• GIVEN PROBLEM 1
List the access technologies that the Cisco ASR 9000 text gives as examples for reaching consumer and business customers.

— begin SOURCE EXCERPT —

The Cisco ® ASR 9000 Series deliver exceptional high availability into Carrier Ethernet transport networks for applications including residential broadband services, efficient IPTV and video distribution, voice over IP (VoIP), business VPN services, wholesale services, and mobile applications such as backhaul transport. To support these applications, the Cisco ASR 9000 Series is designed to work with many different types of access technologies, to reach consumer and business customers (for example, DSL, passive optical networks [PONs], Ethernet, cable, and mobile). The router is powered by Cisco IOS ® XR Software-an innovative self-healing, distributed operating system designed for continuous system operations and supporting network resiliency to maximize overall network availability for these applications.
This paper focuses on the following continuous network-operations capabilities the Cisco ASR 9000 provides in order to maximize service availability:

Continuous system operations: Redundant system design with intelligent software providing carrier-class service availability

Network resiliency: Redundant network design with intelligent software to protect against unexpected network link and node failures

Continuous System Operations Overview

The primary design objective for a resilient, highly available Carrier Ethernet system is to gracefully handle both planned and unplanned downtime with minimum service disruption. Planned downtime typically consists of software and hardware maintenance tasks such as adding new features and services and performing configuration and policy changes, error corrections, and system upgrades. Unplanned downtime is generally the result of a software or hardware failure, configuration error, out-of-resource violation, security violation, or even natural disaster.
The critical design concept used in creating a high-availability infrastructure is to minimize and protect against single points of failure. The Cisco ASR 9000 Series achieves that goal in a scaled network environment through a combination of carrier-class hardware design and software resiliency through Cisco IOS XR Software.

— end SOURCE EXCERPT —

• GIVEN PROBLEM 2
In the records, rewrite the part that runs from the first line through the line containing "- Y-axis label: Ratio", replacing "Text" with "Label" and leaving everything else unchanged.

— begin DATA SHOWN —

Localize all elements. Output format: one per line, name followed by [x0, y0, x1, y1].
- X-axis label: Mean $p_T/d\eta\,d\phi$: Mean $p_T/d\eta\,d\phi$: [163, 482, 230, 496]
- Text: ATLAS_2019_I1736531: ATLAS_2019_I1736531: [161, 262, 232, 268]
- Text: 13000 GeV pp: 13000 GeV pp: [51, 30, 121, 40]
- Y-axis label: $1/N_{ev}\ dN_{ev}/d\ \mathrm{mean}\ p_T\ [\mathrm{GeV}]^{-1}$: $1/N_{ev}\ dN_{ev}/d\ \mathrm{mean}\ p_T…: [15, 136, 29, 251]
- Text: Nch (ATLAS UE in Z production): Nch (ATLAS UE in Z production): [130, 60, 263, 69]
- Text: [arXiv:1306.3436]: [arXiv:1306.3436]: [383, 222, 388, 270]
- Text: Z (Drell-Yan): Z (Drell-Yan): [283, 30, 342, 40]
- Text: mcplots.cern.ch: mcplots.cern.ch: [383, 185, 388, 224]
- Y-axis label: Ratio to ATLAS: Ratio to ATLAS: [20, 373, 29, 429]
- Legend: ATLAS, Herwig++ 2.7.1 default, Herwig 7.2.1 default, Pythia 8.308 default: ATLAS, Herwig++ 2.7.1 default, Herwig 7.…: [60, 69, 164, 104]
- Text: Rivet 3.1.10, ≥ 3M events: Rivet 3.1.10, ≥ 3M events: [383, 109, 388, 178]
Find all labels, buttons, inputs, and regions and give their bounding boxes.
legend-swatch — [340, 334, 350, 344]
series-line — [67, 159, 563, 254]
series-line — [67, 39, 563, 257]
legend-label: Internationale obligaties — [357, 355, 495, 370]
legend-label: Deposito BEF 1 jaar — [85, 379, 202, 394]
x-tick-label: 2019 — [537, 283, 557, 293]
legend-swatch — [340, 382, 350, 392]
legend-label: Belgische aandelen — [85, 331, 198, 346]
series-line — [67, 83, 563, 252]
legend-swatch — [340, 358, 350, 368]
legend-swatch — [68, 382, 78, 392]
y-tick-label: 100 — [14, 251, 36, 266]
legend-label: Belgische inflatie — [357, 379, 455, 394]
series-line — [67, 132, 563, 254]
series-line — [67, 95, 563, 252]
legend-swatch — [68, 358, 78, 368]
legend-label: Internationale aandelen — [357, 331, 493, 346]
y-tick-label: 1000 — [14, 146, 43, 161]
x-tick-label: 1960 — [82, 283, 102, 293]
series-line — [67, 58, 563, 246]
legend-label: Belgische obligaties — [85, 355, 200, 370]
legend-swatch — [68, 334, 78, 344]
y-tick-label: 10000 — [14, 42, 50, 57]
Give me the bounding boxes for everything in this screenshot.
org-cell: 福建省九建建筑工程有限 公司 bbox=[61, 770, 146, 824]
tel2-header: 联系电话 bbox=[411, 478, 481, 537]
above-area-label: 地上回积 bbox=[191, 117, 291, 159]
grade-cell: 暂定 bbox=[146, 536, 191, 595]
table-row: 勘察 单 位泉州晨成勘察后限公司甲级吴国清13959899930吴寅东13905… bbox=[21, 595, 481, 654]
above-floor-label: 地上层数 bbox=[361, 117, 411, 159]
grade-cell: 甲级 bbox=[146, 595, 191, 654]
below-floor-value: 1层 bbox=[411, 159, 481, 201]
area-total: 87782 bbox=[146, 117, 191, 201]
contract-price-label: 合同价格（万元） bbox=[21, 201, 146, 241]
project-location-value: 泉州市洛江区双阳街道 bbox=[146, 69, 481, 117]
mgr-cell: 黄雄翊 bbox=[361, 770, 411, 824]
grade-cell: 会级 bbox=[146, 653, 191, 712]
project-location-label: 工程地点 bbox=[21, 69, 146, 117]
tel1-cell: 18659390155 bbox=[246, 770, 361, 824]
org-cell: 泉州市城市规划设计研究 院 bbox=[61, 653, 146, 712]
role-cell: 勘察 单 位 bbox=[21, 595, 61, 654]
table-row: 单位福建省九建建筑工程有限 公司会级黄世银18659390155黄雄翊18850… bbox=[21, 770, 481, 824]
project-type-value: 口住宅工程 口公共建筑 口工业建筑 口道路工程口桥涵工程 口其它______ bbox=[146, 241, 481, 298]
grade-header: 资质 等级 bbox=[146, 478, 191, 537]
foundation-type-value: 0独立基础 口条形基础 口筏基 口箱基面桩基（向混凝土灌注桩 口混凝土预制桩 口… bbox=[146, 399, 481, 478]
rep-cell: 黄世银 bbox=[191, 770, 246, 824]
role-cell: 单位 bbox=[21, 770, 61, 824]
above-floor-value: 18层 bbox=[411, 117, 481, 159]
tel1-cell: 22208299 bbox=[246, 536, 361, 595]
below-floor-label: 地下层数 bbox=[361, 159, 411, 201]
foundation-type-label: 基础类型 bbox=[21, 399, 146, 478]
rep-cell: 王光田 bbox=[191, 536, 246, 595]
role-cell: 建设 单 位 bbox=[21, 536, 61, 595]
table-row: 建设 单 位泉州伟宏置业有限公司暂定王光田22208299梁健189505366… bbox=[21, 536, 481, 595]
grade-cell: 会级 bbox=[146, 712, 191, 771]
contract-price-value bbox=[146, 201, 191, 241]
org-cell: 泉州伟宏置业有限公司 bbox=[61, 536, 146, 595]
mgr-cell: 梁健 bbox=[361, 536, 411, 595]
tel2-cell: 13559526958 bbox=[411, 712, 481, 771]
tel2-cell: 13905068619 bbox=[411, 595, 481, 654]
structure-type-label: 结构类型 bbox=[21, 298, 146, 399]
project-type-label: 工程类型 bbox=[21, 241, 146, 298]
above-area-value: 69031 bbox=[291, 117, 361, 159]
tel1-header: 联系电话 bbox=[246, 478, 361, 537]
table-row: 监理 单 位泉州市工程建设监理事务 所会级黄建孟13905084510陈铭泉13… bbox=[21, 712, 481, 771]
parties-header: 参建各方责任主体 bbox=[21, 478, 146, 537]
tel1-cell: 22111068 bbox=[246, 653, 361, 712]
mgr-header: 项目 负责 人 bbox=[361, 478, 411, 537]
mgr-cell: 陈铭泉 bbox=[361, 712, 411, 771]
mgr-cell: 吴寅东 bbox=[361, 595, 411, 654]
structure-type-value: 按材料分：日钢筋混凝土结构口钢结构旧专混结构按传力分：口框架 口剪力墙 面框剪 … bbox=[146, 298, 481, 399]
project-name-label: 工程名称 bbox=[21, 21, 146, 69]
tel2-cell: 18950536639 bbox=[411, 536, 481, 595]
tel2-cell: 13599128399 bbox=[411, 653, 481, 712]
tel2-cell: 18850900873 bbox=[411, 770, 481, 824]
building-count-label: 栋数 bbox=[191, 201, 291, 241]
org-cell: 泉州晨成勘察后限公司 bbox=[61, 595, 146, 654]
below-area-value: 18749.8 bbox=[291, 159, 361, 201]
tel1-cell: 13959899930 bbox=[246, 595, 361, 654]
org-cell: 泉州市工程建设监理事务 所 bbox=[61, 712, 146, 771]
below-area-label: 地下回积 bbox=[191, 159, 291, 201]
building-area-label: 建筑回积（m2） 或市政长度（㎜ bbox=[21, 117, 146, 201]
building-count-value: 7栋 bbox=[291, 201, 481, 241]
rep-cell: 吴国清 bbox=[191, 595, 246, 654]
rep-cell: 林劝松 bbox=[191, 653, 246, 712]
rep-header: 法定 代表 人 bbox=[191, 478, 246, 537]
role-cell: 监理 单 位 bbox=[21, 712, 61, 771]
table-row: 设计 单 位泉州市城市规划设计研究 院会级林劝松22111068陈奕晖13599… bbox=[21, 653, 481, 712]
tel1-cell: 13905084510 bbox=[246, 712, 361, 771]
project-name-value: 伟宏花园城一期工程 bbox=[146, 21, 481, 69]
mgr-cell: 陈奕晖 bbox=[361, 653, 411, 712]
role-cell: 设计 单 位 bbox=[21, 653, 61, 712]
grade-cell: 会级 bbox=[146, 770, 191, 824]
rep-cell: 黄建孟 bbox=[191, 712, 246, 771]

— end DATA SHOWN —

• SOLUTION 1
DSL
passive optical networks (PONs)
Ethernet
cable
mobile

• SOLUTION 2
Localize all elements. Output format: one per line, name followed by [x0, y0, x1, y1].
- X-axis label: Mean $p_T/d\eta\,d\phi$: Mean $p_T/d\eta\,d\phi$: [163, 482, 230, 496]
- Label: ATLAS_2019_I1736531: ATLAS_2019_I1736531: [161, 262, 232, 268]
- Label: 13000 GeV pp: 13000 GeV pp: [51, 30, 121, 40]
- Y-axis label: $1/N_{ev}\ dN_{ev}/d\ \mathrm{mean}\ p_T\ [\mathrm{GeV}]^{-1}$: $1/N_{ev}\ dN_{ev}/d\ \mathrm{mean}\ p_T…: [15, 136, 29, 251]
- Label: Nch (ATLAS UE in Z production): Nch (ATLAS UE in Z production): [130, 60, 263, 69]
- Label: [arXiv:1306.3436]: [arXiv:1306.3436]: [383, 222, 388, 270]
- Label: Z (Drell-Yan): Z (Drell-Yan): [283, 30, 342, 40]
- Label: mcplots.cern.ch: mcplots.cern.ch: [383, 185, 388, 224]
- Y-axis label: Ratio to ATLAS: Ratio to ATLAS: [20, 373, 29, 429]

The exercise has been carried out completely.